**** Data for the task

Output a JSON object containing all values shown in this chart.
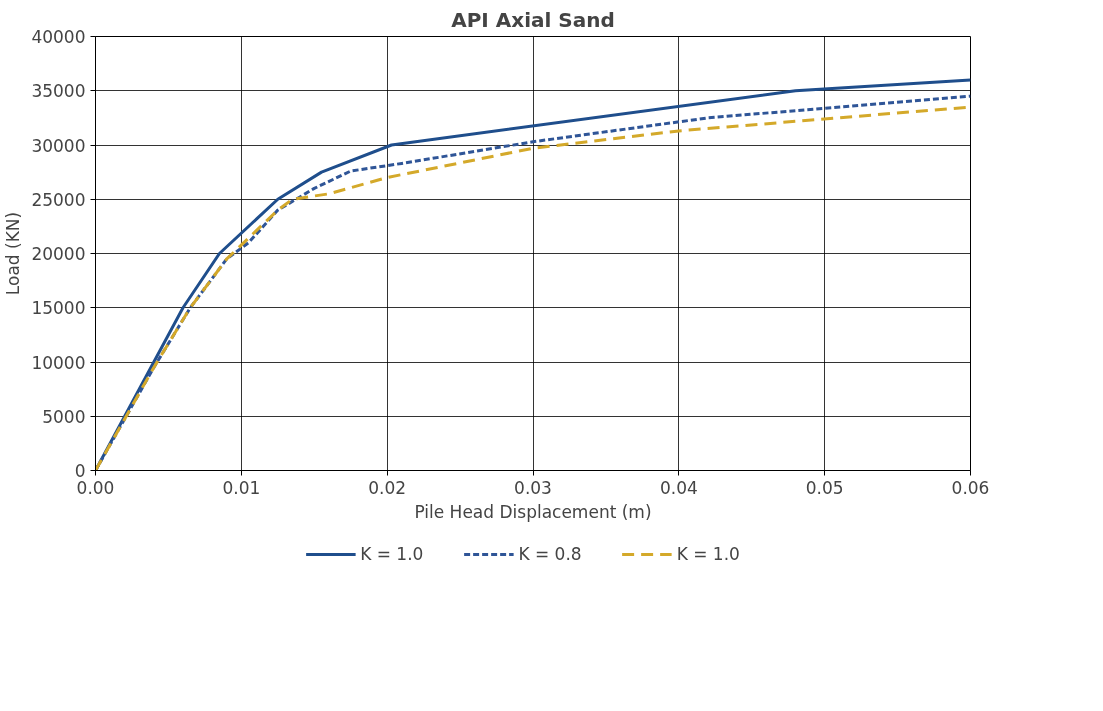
{
  "chart_data": {
    "type": "line",
    "title": "API Axial Sand",
    "xlabel": "Pile Head Displacement (m)",
    "ylabel": "Load (KN)",
    "xlim": [
      0,
      0.06
    ],
    "xticks": [
      {
        "value": 0,
        "label": "0.00"
      },
      {
        "value": 0.01,
        "label": "0.01"
      },
      {
        "value": 0.02,
        "label": "0.02"
      },
      {
        "value": 0.03,
        "label": "0.03"
      },
      {
        "value": 0.04,
        "label": "0.04"
      },
      {
        "value": 0.05,
        "label": "0.05"
      },
      {
        "value": 0.06,
        "label": "0.06"
      }
    ],
    "ylim": [
      0,
      40000
    ],
    "yticks": [
      0,
      5000,
      10000,
      15000,
      20000,
      25000,
      30000,
      35000,
      40000
    ],
    "grid": true,
    "legend": "bottom",
    "series": [
      {
        "name": "K = 1.0",
        "color": "#1f4e8c",
        "line_style": "solid",
        "x": [
          0,
          0.004,
          0.006,
          0.0085,
          0.0125,
          0.0155,
          0.0203,
          0.048,
          0.06
        ],
        "values": [
          0,
          10000,
          15000,
          20000,
          25000,
          27500,
          30000,
          35000,
          36000
        ]
      },
      {
        "name": "K = 0.8",
        "color": "#2f5597",
        "line_style": "dashed",
        "x": [
          0,
          0.004,
          0.0065,
          0.009,
          0.0105,
          0.0125,
          0.015,
          0.0175,
          0.021,
          0.03,
          0.042,
          0.06
        ],
        "values": [
          0,
          9500,
          15000,
          19500,
          21000,
          24000,
          26000,
          27600,
          28300,
          30300,
          32500,
          34500
        ]
      },
      {
        "name": "K = 1.0",
        "color": "#d4a92a",
        "line_style": "dashed",
        "x": [
          0,
          0.004,
          0.0065,
          0.009,
          0.0125,
          0.0135,
          0.016,
          0.02,
          0.03,
          0.04,
          0.06
        ],
        "values": [
          0,
          9500,
          15000,
          19500,
          24000,
          25000,
          25500,
          27000,
          29700,
          31300,
          33500
        ]
      }
    ]
  }
}
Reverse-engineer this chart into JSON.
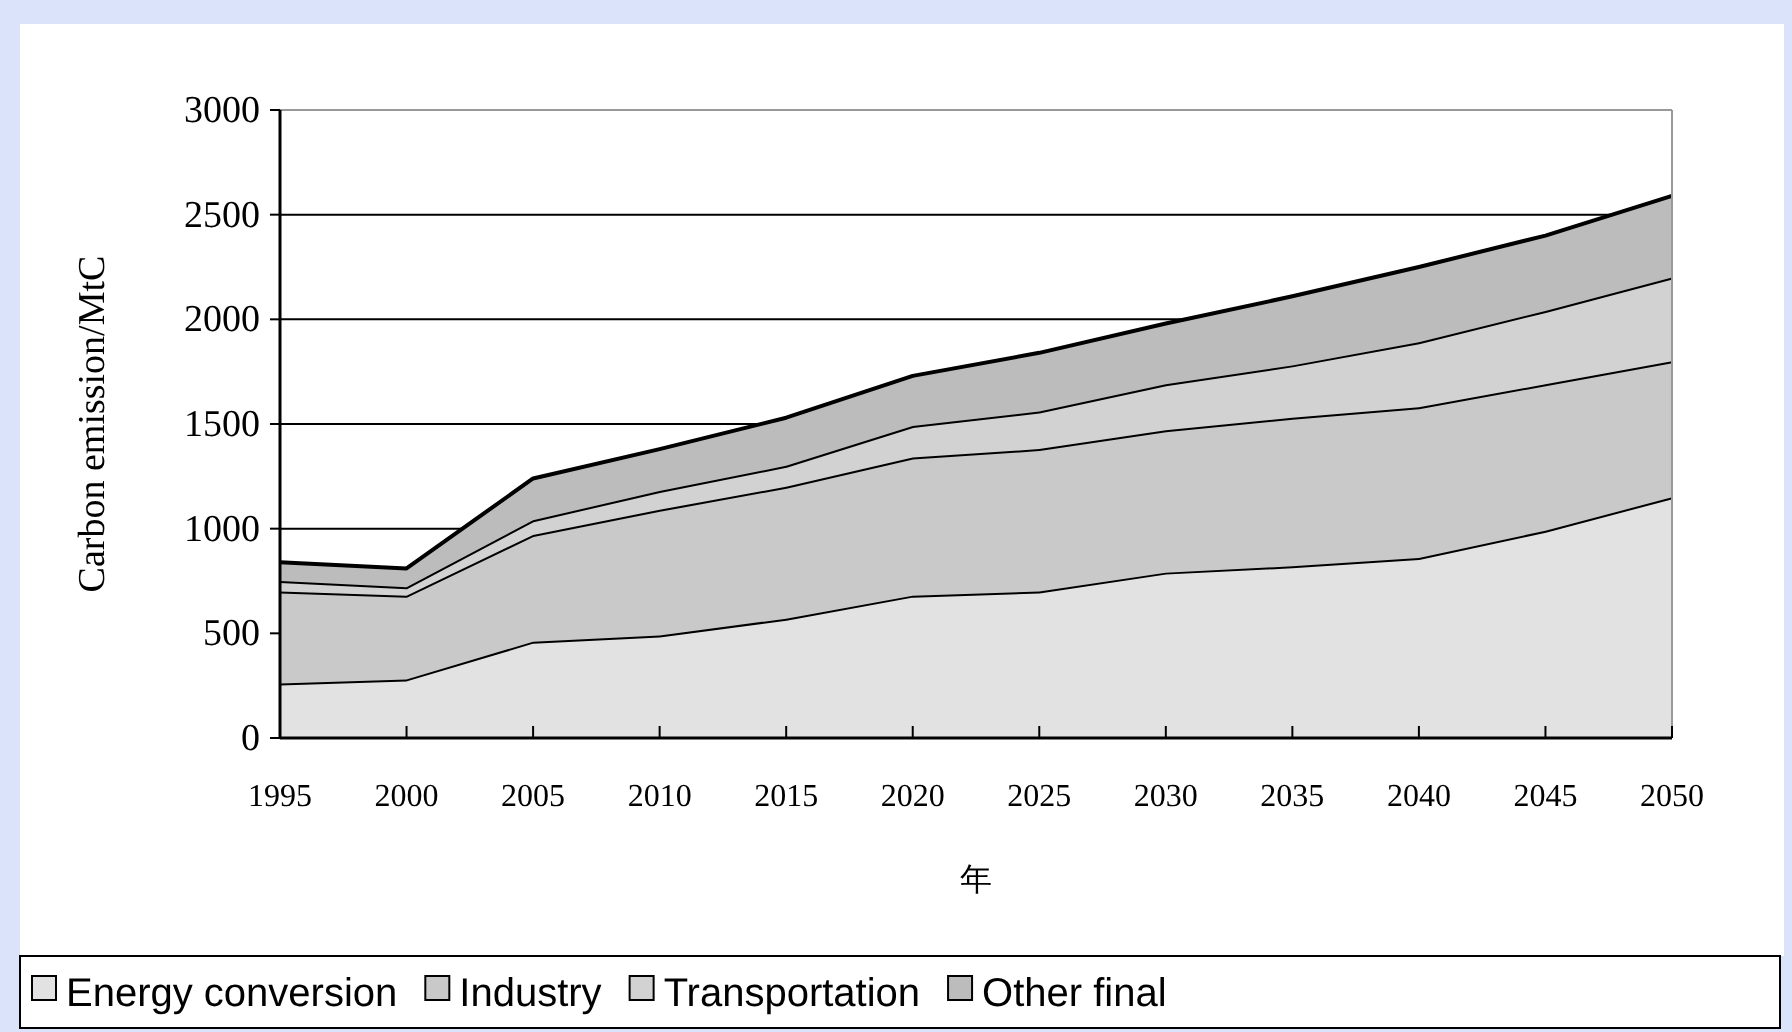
{
  "chart_data": {
    "type": "area",
    "stacked": true,
    "xlabel": "年",
    "ylabel": "Carbon emission/MtC",
    "categories": [
      "1995",
      "2000",
      "2005",
      "2010",
      "2015",
      "2020",
      "2025",
      "2030",
      "2035",
      "2040",
      "2045",
      "2050"
    ],
    "series": [
      {
        "name": "Energy conversion",
        "color": "#e2e2e2",
        "values": [
          260,
          280,
          460,
          490,
          570,
          680,
          700,
          790,
          820,
          860,
          990,
          1150
        ]
      },
      {
        "name": "Industry",
        "color": "#c9c9c9",
        "values": [
          440,
          400,
          510,
          600,
          630,
          660,
          680,
          680,
          710,
          720,
          700,
          650
        ]
      },
      {
        "name": "Transportation",
        "color": "#d2d2d2",
        "values": [
          50,
          40,
          70,
          90,
          100,
          150,
          180,
          220,
          250,
          310,
          350,
          400
        ]
      },
      {
        "name": "Other final",
        "color": "#bcbcbc",
        "values": [
          90,
          90,
          200,
          200,
          230,
          240,
          280,
          290,
          330,
          360,
          360,
          390
        ]
      }
    ],
    "ylim": [
      0,
      3000
    ],
    "yticks": [
      0,
      500,
      1000,
      1500,
      2000,
      2500,
      3000
    ],
    "grid": "y",
    "legend": "bottom"
  }
}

********

Written request: Select, from the listing, all lines that include the word "name".

Result:
        "name": "K = 1.0",
        "name": "K = 0.8",
        "name": "K = 1.0",
        "name": "Energy conversion",
        "name": "Industry",
        "name": "Transportation",
        "name": "Other final",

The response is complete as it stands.